'''

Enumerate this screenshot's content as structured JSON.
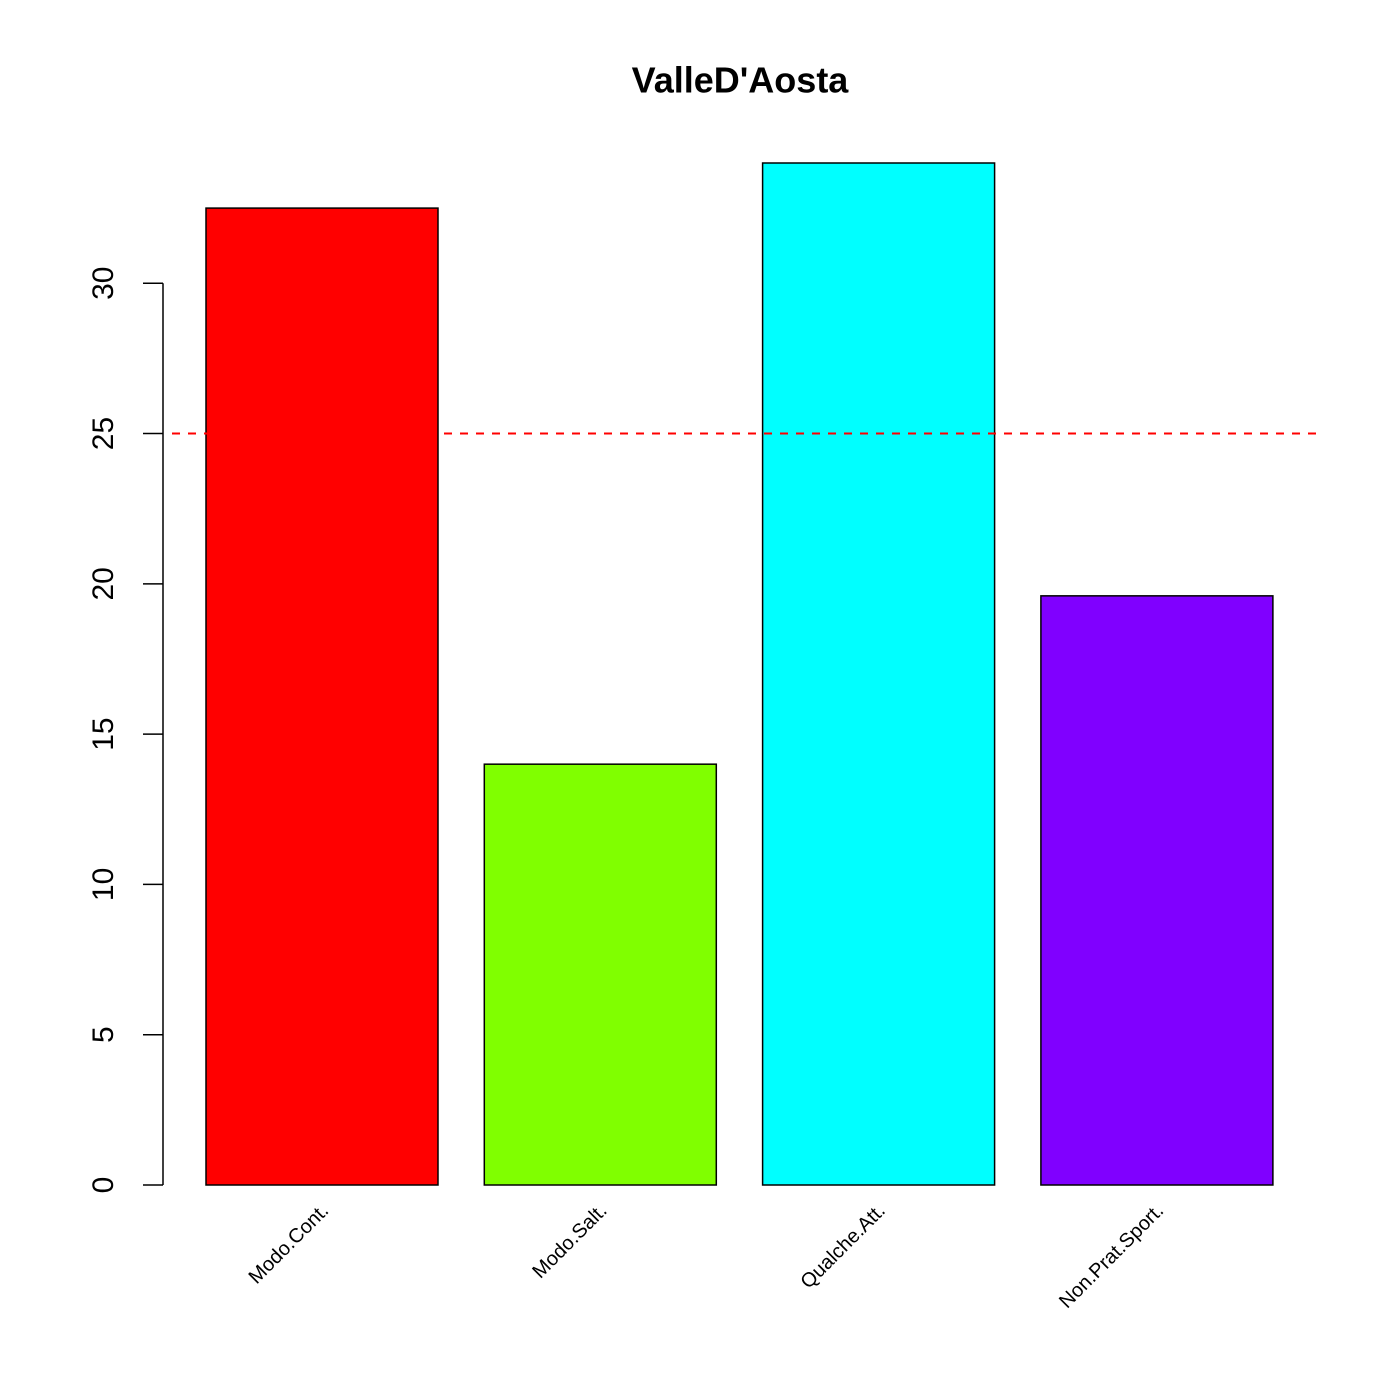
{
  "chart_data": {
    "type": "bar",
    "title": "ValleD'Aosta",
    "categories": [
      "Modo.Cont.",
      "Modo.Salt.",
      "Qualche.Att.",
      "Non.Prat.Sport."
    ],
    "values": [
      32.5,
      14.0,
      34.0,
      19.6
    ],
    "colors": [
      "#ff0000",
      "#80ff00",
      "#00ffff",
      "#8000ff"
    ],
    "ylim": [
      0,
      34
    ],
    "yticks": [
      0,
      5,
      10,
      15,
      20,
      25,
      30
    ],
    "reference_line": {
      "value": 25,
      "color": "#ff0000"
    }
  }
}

'''

Output, exactly, all the records above; include no pictures.

▶ THE OUTPUT:
Enumerate this screenshot's content as structured JSON.
{
  "chart_data": {
    "type": "bar",
    "title": "ValleD'Aosta",
    "categories": [
      "Modo.Cont.",
      "Modo.Salt.",
      "Qualche.Att.",
      "Non.Prat.Sport."
    ],
    "values": [
      32.5,
      14.0,
      34.0,
      19.6
    ],
    "colors": [
      "#ff0000",
      "#80ff00",
      "#00ffff",
      "#8000ff"
    ],
    "ylim": [
      0,
      34
    ],
    "yticks": [
      0,
      5,
      10,
      15,
      20,
      25,
      30
    ],
    "reference_line": {
      "value": 25,
      "color": "#ff0000"
    }
  }
}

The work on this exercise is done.